*Job*
Extract every entry word for word. Skip the pictures.

[Start]

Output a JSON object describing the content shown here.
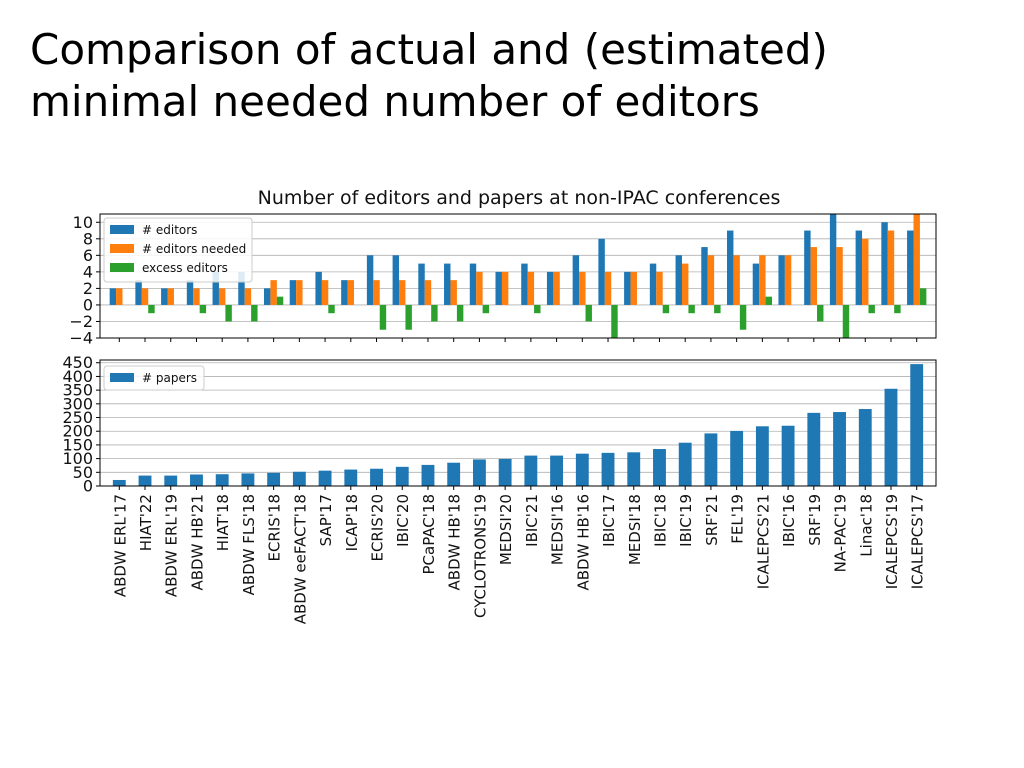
{
  "slide": {
    "title_line1": "Comparison of actual and (estimated)",
    "title_line2": "minimal needed number of editors"
  },
  "colors": {
    "editors": "#1f77b4",
    "editors_needed": "#ff7f0e",
    "excess_editors": "#2ca02c",
    "papers": "#1f77b4"
  },
  "chart_data": [
    {
      "type": "bar",
      "title": "Number of editors and papers at non-IPAC conferences",
      "legend_position": "top-left",
      "grid": true,
      "ylim": [
        -4,
        11
      ],
      "yticks": [
        -4,
        -2,
        0,
        2,
        4,
        6,
        8,
        10
      ],
      "categories": [
        "ABDW ERL'17",
        "HIAT'22",
        "ABDW ERL'19",
        "ABDW HB'21",
        "HIAT'18",
        "ABDW FLS'18",
        "ECRIS'18",
        "ABDW eeFACT'18",
        "SAP'17",
        "ICAP'18",
        "ECRIS'20",
        "IBIC'20",
        "PCaPAC'18",
        "ABDW HB'18",
        "CYCLOTRONS'19",
        "MEDSI'20",
        "IBIC'21",
        "MEDSI'16",
        "ABDW HB'16",
        "IBIC'17",
        "MEDSI'18",
        "IBIC'18",
        "IBIC'19",
        "SRF'21",
        "FEL'19",
        "ICALEPCS'21",
        "IBIC'16",
        "SRF'19",
        "NA-PAC'19",
        "Linac'18",
        "ICALEPCS'19",
        "ICALEPCS'17"
      ],
      "series": [
        {
          "name": "# editors",
          "values": [
            2,
            3,
            2,
            3,
            4,
            4,
            2,
            3,
            4,
            3,
            6,
            6,
            5,
            5,
            5,
            4,
            5,
            4,
            6,
            8,
            4,
            5,
            6,
            7,
            9,
            5,
            6,
            9,
            11,
            9,
            10,
            9
          ]
        },
        {
          "name": "# editors needed",
          "values": [
            2,
            2,
            2,
            2,
            2,
            2,
            3,
            3,
            3,
            3,
            3,
            3,
            3,
            3,
            4,
            4,
            4,
            4,
            4,
            4,
            4,
            4,
            5,
            6,
            6,
            6,
            6,
            7,
            7,
            8,
            9,
            11
          ]
        },
        {
          "name": "excess editors",
          "values": [
            0,
            -1,
            0,
            -1,
            -2,
            -2,
            1,
            0,
            -1,
            0,
            -3,
            -3,
            -2,
            -2,
            -1,
            0,
            -1,
            0,
            -2,
            -4,
            0,
            -1,
            -1,
            -1,
            -3,
            1,
            0,
            -2,
            -4,
            -1,
            -1,
            2
          ]
        }
      ]
    },
    {
      "type": "bar",
      "legend_position": "top-left",
      "grid": true,
      "ylim": [
        0,
        460
      ],
      "yticks": [
        0,
        50,
        100,
        150,
        200,
        250,
        300,
        350,
        400,
        450
      ],
      "categories": [
        "ABDW ERL'17",
        "HIAT'22",
        "ABDW ERL'19",
        "ABDW HB'21",
        "HIAT'18",
        "ABDW FLS'18",
        "ECRIS'18",
        "ABDW eeFACT'18",
        "SAP'17",
        "ICAP'18",
        "ECRIS'20",
        "IBIC'20",
        "PCaPAC'18",
        "ABDW HB'18",
        "CYCLOTRONS'19",
        "MEDSI'20",
        "IBIC'21",
        "MEDSI'16",
        "ABDW HB'16",
        "IBIC'17",
        "MEDSI'18",
        "IBIC'18",
        "IBIC'19",
        "SRF'21",
        "FEL'19",
        "ICALEPCS'21",
        "IBIC'16",
        "SRF'19",
        "NA-PAC'19",
        "Linac'18",
        "ICALEPCS'19",
        "ICALEPCS'17"
      ],
      "series": [
        {
          "name": "# papers",
          "values": [
            22,
            38,
            38,
            42,
            43,
            46,
            48,
            52,
            56,
            60,
            63,
            70,
            77,
            85,
            97,
            99,
            111,
            111,
            118,
            121,
            123,
            135,
            158,
            192,
            201,
            218,
            220,
            267,
            270,
            281,
            355,
            445
          ]
        }
      ]
    }
  ]
}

[End]

*The completed task*
Output a JSON object describing the content shown here.
{
  "slide": {
    "title_line1": "Comparison of actual and (estimated)",
    "title_line2": "minimal needed number of editors"
  },
  "colors": {
    "editors": "#1f77b4",
    "editors_needed": "#ff7f0e",
    "excess_editors": "#2ca02c",
    "papers": "#1f77b4"
  },
  "chart_data": [
    {
      "type": "bar",
      "title": "Number of editors and papers at non-IPAC conferences",
      "legend_position": "top-left",
      "grid": true,
      "ylim": [
        -4,
        11
      ],
      "yticks": [
        -4,
        -2,
        0,
        2,
        4,
        6,
        8,
        10
      ],
      "categories": [
        "ABDW ERL'17",
        "HIAT'22",
        "ABDW ERL'19",
        "ABDW HB'21",
        "HIAT'18",
        "ABDW FLS'18",
        "ECRIS'18",
        "ABDW eeFACT'18",
        "SAP'17",
        "ICAP'18",
        "ECRIS'20",
        "IBIC'20",
        "PCaPAC'18",
        "ABDW HB'18",
        "CYCLOTRONS'19",
        "MEDSI'20",
        "IBIC'21",
        "MEDSI'16",
        "ABDW HB'16",
        "IBIC'17",
        "MEDSI'18",
        "IBIC'18",
        "IBIC'19",
        "SRF'21",
        "FEL'19",
        "ICALEPCS'21",
        "IBIC'16",
        "SRF'19",
        "NA-PAC'19",
        "Linac'18",
        "ICALEPCS'19",
        "ICALEPCS'17"
      ],
      "series": [
        {
          "name": "# editors",
          "values": [
            2,
            3,
            2,
            3,
            4,
            4,
            2,
            3,
            4,
            3,
            6,
            6,
            5,
            5,
            5,
            4,
            5,
            4,
            6,
            8,
            4,
            5,
            6,
            7,
            9,
            5,
            6,
            9,
            11,
            9,
            10,
            9
          ]
        },
        {
          "name": "# editors needed",
          "values": [
            2,
            2,
            2,
            2,
            2,
            2,
            3,
            3,
            3,
            3,
            3,
            3,
            3,
            3,
            4,
            4,
            4,
            4,
            4,
            4,
            4,
            4,
            5,
            6,
            6,
            6,
            6,
            7,
            7,
            8,
            9,
            11
          ]
        },
        {
          "name": "excess editors",
          "values": [
            0,
            -1,
            0,
            -1,
            -2,
            -2,
            1,
            0,
            -1,
            0,
            -3,
            -3,
            -2,
            -2,
            -1,
            0,
            -1,
            0,
            -2,
            -4,
            0,
            -1,
            -1,
            -1,
            -3,
            1,
            0,
            -2,
            -4,
            -1,
            -1,
            2
          ]
        }
      ]
    },
    {
      "type": "bar",
      "legend_position": "top-left",
      "grid": true,
      "ylim": [
        0,
        460
      ],
      "yticks": [
        0,
        50,
        100,
        150,
        200,
        250,
        300,
        350,
        400,
        450
      ],
      "categories": [
        "ABDW ERL'17",
        "HIAT'22",
        "ABDW ERL'19",
        "ABDW HB'21",
        "HIAT'18",
        "ABDW FLS'18",
        "ECRIS'18",
        "ABDW eeFACT'18",
        "SAP'17",
        "ICAP'18",
        "ECRIS'20",
        "IBIC'20",
        "PCaPAC'18",
        "ABDW HB'18",
        "CYCLOTRONS'19",
        "MEDSI'20",
        "IBIC'21",
        "MEDSI'16",
        "ABDW HB'16",
        "IBIC'17",
        "MEDSI'18",
        "IBIC'18",
        "IBIC'19",
        "SRF'21",
        "FEL'19",
        "ICALEPCS'21",
        "IBIC'16",
        "SRF'19",
        "NA-PAC'19",
        "Linac'18",
        "ICALEPCS'19",
        "ICALEPCS'17"
      ],
      "series": [
        {
          "name": "# papers",
          "values": [
            22,
            38,
            38,
            42,
            43,
            46,
            48,
            52,
            56,
            60,
            63,
            70,
            77,
            85,
            97,
            99,
            111,
            111,
            118,
            121,
            123,
            135,
            158,
            192,
            201,
            218,
            220,
            267,
            270,
            281,
            355,
            445
          ]
        }
      ]
    }
  ]
}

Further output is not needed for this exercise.